Reproduce the listing below verbatim, beginning at the line that contains "Localize each UI" and stopping after the line that contains "- data-point: [583, 347, 591, 355]".

═════ GIVEN RECORDS

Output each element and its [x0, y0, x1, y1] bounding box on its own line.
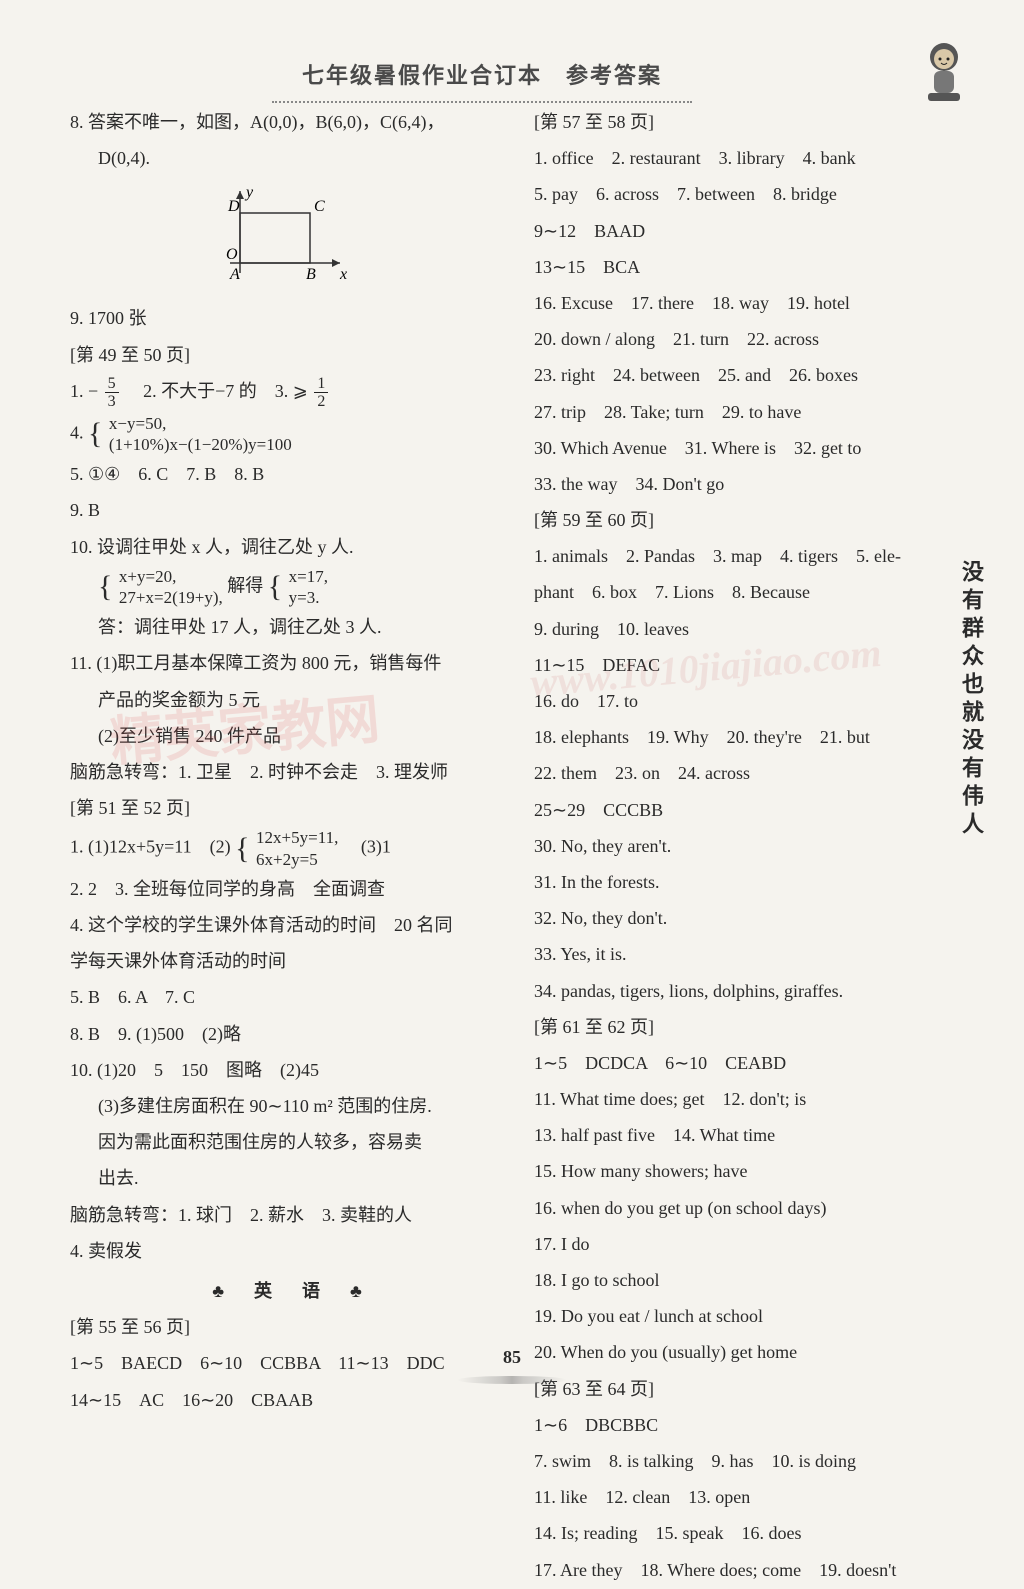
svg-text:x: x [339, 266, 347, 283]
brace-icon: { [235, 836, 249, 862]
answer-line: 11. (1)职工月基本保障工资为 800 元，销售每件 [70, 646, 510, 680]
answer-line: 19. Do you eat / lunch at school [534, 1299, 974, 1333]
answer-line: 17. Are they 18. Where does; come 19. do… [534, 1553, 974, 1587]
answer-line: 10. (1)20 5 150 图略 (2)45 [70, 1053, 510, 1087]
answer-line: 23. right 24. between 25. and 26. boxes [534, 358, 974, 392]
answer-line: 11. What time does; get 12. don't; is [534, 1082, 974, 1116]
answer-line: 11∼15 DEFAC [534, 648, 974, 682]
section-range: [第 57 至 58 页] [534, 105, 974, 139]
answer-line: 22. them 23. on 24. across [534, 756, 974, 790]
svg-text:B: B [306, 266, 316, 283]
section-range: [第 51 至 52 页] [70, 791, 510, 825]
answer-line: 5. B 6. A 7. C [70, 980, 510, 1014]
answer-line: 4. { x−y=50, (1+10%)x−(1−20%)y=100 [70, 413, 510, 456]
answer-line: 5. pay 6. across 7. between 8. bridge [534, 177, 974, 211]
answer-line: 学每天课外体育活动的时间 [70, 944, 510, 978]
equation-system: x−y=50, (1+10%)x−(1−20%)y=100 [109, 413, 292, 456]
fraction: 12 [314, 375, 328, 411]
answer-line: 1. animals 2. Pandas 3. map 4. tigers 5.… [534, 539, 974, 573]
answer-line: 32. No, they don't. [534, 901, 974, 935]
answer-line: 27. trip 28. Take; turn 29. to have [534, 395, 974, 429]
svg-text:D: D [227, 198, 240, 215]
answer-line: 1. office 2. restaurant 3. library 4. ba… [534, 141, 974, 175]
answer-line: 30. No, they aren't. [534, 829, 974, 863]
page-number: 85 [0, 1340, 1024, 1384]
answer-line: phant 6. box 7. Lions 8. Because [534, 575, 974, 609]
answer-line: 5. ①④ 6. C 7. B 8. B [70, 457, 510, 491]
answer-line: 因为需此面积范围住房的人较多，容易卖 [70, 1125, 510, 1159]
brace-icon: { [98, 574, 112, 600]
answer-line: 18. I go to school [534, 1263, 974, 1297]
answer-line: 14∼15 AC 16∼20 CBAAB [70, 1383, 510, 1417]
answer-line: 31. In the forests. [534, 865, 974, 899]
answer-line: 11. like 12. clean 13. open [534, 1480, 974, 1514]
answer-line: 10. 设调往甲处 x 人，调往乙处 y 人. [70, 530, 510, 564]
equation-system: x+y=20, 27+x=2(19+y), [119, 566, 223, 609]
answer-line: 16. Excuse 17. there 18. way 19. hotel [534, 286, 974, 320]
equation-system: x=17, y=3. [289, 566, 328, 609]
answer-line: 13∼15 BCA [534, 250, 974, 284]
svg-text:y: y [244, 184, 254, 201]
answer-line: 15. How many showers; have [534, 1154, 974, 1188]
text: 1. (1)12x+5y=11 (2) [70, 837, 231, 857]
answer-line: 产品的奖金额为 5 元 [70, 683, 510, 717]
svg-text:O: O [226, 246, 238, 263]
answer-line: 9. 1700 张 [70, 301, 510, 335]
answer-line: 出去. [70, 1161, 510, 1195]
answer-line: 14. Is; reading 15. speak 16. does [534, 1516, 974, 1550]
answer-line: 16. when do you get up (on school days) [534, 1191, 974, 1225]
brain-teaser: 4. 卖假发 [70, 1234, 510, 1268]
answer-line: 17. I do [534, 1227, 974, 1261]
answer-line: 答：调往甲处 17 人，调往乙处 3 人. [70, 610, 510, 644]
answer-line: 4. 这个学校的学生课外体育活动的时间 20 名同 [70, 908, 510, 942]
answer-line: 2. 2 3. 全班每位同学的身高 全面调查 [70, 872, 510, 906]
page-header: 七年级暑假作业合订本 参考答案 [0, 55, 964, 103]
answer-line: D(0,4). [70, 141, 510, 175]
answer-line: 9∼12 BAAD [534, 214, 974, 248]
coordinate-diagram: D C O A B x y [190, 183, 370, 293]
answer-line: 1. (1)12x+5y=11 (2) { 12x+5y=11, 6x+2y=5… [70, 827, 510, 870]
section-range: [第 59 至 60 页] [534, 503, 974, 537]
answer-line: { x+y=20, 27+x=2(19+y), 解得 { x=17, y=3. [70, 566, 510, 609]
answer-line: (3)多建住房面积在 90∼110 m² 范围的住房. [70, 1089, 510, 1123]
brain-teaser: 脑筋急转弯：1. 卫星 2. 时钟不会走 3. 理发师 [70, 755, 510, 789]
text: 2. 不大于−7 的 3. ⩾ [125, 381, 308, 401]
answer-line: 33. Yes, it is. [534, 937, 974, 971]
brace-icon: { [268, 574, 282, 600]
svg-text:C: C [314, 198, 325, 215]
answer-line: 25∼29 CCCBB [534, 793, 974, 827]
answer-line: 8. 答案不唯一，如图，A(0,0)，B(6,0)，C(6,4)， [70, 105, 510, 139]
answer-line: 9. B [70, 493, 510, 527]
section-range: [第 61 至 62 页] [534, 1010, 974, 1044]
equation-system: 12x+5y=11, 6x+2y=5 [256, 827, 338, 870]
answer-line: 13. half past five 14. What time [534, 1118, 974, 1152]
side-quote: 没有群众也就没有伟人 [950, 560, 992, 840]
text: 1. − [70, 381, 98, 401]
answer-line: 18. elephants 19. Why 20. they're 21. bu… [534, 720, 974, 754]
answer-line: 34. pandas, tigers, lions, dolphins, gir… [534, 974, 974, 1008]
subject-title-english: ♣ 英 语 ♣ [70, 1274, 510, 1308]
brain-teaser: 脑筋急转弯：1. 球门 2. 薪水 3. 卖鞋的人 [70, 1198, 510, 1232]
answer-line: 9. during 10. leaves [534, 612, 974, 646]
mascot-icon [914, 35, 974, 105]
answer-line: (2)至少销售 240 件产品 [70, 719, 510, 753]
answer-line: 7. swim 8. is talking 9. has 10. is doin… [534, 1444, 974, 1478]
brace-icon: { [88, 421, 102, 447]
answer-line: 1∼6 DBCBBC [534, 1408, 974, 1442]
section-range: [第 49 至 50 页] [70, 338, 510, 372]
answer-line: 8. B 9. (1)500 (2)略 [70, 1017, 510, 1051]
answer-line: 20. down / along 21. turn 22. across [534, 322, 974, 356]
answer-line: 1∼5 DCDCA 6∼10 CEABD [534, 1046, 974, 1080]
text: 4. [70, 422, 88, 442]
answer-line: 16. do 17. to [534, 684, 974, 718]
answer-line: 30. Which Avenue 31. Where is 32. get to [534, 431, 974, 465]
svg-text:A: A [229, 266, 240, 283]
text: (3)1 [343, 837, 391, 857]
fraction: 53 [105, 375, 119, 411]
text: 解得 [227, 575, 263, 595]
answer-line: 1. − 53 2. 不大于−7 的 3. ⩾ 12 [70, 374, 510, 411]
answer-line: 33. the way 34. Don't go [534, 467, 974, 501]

══════════
═════ GIVEN RECORDS

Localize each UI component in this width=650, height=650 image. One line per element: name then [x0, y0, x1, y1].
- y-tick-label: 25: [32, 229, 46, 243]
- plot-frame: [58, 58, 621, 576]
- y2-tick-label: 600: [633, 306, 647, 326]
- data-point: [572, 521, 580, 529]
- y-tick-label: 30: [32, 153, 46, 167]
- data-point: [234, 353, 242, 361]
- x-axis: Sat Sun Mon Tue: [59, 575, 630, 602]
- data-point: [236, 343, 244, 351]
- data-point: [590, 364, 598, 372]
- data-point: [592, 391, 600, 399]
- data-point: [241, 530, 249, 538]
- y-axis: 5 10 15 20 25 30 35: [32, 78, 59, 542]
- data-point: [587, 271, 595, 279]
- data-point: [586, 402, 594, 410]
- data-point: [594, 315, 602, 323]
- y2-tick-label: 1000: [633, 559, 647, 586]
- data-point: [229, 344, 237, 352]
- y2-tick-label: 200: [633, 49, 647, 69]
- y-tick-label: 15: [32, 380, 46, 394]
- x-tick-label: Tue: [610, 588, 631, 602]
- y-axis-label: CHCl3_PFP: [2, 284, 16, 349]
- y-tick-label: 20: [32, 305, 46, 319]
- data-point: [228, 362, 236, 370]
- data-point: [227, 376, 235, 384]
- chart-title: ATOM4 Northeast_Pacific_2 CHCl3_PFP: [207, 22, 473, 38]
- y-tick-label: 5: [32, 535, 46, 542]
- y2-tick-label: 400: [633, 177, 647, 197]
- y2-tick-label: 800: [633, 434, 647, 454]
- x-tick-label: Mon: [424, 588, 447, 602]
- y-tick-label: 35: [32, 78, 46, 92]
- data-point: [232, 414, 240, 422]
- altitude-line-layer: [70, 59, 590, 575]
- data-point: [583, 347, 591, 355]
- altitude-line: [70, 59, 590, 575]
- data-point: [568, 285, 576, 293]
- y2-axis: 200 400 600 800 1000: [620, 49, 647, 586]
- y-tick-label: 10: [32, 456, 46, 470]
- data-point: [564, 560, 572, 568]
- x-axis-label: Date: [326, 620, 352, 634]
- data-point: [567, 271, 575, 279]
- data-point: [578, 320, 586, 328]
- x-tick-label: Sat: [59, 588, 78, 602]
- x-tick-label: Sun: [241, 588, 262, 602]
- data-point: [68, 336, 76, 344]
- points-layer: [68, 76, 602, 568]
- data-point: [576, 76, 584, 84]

══════════
═════ GIVEN RECORDS

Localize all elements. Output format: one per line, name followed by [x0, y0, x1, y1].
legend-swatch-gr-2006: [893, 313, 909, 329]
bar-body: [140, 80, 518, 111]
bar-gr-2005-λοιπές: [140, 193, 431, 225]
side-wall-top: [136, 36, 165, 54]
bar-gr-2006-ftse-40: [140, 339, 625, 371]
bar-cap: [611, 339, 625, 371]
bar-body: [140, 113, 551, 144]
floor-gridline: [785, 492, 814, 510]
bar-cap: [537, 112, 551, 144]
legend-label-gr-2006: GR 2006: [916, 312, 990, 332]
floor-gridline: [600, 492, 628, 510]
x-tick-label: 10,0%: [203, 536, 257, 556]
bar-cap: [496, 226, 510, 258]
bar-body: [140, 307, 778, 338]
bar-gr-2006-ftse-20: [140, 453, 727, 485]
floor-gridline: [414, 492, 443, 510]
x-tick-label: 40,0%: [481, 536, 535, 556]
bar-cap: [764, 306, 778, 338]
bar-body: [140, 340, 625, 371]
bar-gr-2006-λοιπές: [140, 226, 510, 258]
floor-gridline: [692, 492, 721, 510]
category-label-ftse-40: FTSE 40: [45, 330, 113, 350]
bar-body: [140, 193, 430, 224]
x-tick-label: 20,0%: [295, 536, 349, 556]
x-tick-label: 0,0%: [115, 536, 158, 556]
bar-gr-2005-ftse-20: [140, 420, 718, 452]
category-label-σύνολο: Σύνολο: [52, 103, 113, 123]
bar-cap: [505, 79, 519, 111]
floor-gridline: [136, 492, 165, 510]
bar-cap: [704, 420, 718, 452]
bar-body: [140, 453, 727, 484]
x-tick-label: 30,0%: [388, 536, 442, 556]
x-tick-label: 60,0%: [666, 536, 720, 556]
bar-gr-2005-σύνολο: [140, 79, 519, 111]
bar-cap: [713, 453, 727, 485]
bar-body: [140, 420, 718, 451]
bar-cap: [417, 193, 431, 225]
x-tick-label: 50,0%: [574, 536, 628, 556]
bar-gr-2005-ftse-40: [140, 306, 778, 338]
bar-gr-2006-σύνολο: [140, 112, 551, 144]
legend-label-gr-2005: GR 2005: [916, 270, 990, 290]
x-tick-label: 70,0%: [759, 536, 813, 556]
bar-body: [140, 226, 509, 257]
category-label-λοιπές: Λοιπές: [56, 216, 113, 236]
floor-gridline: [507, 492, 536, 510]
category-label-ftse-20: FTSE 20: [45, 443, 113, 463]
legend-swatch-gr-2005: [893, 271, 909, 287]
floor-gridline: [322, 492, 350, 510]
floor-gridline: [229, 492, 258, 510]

══════════

EXERCISE RESPONSE:
Localize each UI component in this width=650, height=650 image. One line per element: name then [x0, y0, x1, y1].
- y-tick-label: 25: [32, 229, 46, 243]
- plot-frame: [58, 58, 621, 576]
- y2-tick-label: 600: [633, 306, 647, 326]
- data-point: [572, 521, 580, 529]
- y-tick-label: 30: [32, 153, 46, 167]
- data-point: [234, 353, 242, 361]
- x-axis: Sat Sun Mon Tue: [59, 575, 630, 602]
- data-point: [236, 343, 244, 351]
- data-point: [590, 364, 598, 372]
- data-point: [592, 391, 600, 399]
- data-point: [241, 530, 249, 538]
- y-axis: 5 10 15 20 25 30 35: [32, 78, 59, 542]
- data-point: [587, 271, 595, 279]
- data-point: [586, 402, 594, 410]
- data-point: [594, 315, 602, 323]
- y2-tick-label: 1000: [633, 559, 647, 586]
- data-point: [229, 344, 237, 352]
- y2-tick-label: 200: [633, 49, 647, 69]
- y-tick-label: 15: [32, 380, 46, 394]
- x-tick-label: Tue: [610, 588, 631, 602]
- y-axis-label: CHCl3_PFP: [2, 284, 16, 349]
- y-tick-label: 20: [32, 305, 46, 319]
- data-point: [228, 362, 236, 370]
- data-point: [227, 376, 235, 384]
- chart-title: ATOM4 Northeast_Pacific_2 CHCl3_PFP: [207, 22, 473, 38]
- y-tick-label: 5: [32, 535, 46, 542]
- y2-tick-label: 400: [633, 177, 647, 197]
- y2-tick-label: 800: [633, 434, 647, 454]
- x-tick-label: Mon: [424, 588, 447, 602]
- y-tick-label: 35: [32, 78, 46, 92]
- data-point: [232, 414, 240, 422]
- altitude-line-layer: [70, 59, 590, 575]
- data-point: [583, 347, 591, 355]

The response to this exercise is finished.